Task details - The records below are to be repeated in full, exactly as they are.

Collection entries -
[start]

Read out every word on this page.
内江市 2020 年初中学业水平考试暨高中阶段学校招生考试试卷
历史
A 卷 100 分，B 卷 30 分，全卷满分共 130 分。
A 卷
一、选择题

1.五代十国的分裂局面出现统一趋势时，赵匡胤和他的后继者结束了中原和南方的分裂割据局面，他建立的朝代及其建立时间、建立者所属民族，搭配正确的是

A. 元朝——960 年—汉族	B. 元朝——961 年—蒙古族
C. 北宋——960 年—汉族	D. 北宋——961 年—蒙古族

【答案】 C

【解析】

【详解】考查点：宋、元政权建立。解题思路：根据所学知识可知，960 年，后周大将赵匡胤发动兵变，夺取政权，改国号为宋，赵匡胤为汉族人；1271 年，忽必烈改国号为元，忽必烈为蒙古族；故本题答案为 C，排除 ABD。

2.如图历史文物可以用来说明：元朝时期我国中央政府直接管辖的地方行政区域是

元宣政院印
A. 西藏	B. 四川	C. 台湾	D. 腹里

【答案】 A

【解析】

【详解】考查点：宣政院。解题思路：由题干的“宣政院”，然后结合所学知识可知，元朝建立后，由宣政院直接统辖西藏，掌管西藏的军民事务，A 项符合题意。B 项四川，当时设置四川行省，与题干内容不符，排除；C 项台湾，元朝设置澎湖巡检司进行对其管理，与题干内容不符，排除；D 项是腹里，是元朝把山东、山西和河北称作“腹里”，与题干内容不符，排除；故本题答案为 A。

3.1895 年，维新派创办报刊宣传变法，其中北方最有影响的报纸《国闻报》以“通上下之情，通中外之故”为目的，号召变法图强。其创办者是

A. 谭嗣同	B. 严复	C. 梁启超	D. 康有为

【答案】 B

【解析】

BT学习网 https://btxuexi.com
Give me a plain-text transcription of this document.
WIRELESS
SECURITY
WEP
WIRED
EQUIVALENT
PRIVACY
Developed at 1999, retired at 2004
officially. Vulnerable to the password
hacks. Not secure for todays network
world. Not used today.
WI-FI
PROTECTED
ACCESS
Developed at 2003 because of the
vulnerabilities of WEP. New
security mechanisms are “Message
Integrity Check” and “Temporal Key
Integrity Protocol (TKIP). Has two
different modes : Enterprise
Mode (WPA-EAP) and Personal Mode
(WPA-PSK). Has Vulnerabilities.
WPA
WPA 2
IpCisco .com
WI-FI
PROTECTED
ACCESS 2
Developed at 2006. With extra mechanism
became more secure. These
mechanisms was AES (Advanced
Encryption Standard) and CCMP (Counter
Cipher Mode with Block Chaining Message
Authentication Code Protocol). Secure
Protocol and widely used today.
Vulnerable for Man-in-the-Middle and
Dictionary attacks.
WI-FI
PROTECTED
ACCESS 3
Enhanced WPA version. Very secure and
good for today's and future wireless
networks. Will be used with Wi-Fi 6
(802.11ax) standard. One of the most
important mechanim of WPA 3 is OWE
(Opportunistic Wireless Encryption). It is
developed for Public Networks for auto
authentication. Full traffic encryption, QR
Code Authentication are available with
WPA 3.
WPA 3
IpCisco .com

[end]

Final result -
Read out every word on this page.
内江市 2020 年初中学业水平考试暨高中阶段学校招生考试试卷
历史
A 卷 100 分，B 卷 30 分，全卷满分共 130 分。
A 卷
一、选择题

1.五代十国的分裂局面出现统一趋势时，赵匡胤和他的后继者结束了中原和南方的分裂割据局面，他建立的朝代及其建立时间、建立者所属民族，搭配正确的是

A. 元朝——960 年—汉族	B. 元朝——961 年—蒙古族
C. 北宋——960 年—汉族	D. 北宋——961 年—蒙古族

【答案】 C

【解析】

【详解】考查点：宋、元政权建立。解题思路：根据所学知识可知，960 年，后周大将赵匡胤发动兵变，夺取政权，改国号为宋，赵匡胤为汉族人；1271 年，忽必烈改国号为元，忽必烈为蒙古族；故本题答案为 C，排除 ABD。

2.如图历史文物可以用来说明：元朝时期我国中央政府直接管辖的地方行政区域是

元宣政院印
A. 西藏	B. 四川	C. 台湾	D. 腹里

【答案】 A

【解析】

【详解】考查点：宣政院。解题思路：由题干的“宣政院”，然后结合所学知识可知，元朝建立后，由宣政院直接统辖西藏，掌管西藏的军民事务，A 项符合题意。B 项四川，当时设置四川行省，与题干内容不符，排除；C 项台湾，元朝设置澎湖巡检司进行对其管理，与题干内容不符，排除；D 项是腹里，是元朝把山东、山西和河北称作“腹里”，与题干内容不符，排除；故本题答案为 A。

3.1895 年，维新派创办报刊宣传变法，其中北方最有影响的报纸《国闻报》以“通上下之情，通中外之故”为目的，号召变法图强。其创办者是

A. 谭嗣同	B. 严复	C. 梁启超	D. 康有为

【答案】 B

【解析】

BT学习网 https://btxuexi.com
Give me a plain-text transcription of this document.
WIRELESS
SECURITY
WEP
WIRED
EQUIVALENT
PRIVACY
Developed at 1999, retired at 2004
officially. Vulnerable to the password
hacks. Not secure for todays network
world. Not used today.
WI-FI
PROTECTED
ACCESS
Developed at 2003 because of the
vulnerabilities of WEP. New
security mechanisms are “Message
Integrity Check” and “Temporal Key
Integrity Protocol (TKIP). Has two
different modes : Enterprise
Mode (WPA-EAP) and Personal Mode
(WPA-PSK). Has Vulnerabilities.
WPA
WPA 2
IpCisco .com
WI-FI
PROTECTED
ACCESS 2
Developed at 2006. With extra mechanism
became more secure. These
mechanisms was AES (Advanced
Encryption Standard) and CCMP (Counter
Cipher Mode with Block Chaining Message
Authentication Code Protocol). Secure
Protocol and widely used today.
Vulnerable for Man-in-the-Middle and
Dictionary attacks.
WI-FI
PROTECTED
ACCESS 3
Enhanced WPA version. Very secure and
good for today's and future wireless
networks. Will be used with Wi-Fi 6
(802.11ax) standard. One of the most
important mechanim of WPA 3 is OWE
(Opportunistic Wireless Encryption). It is
developed for Public Networks for auto
authentication. Full traffic encryption, QR
Code Authentication are available with
WPA 3.
WPA 3
IpCisco .com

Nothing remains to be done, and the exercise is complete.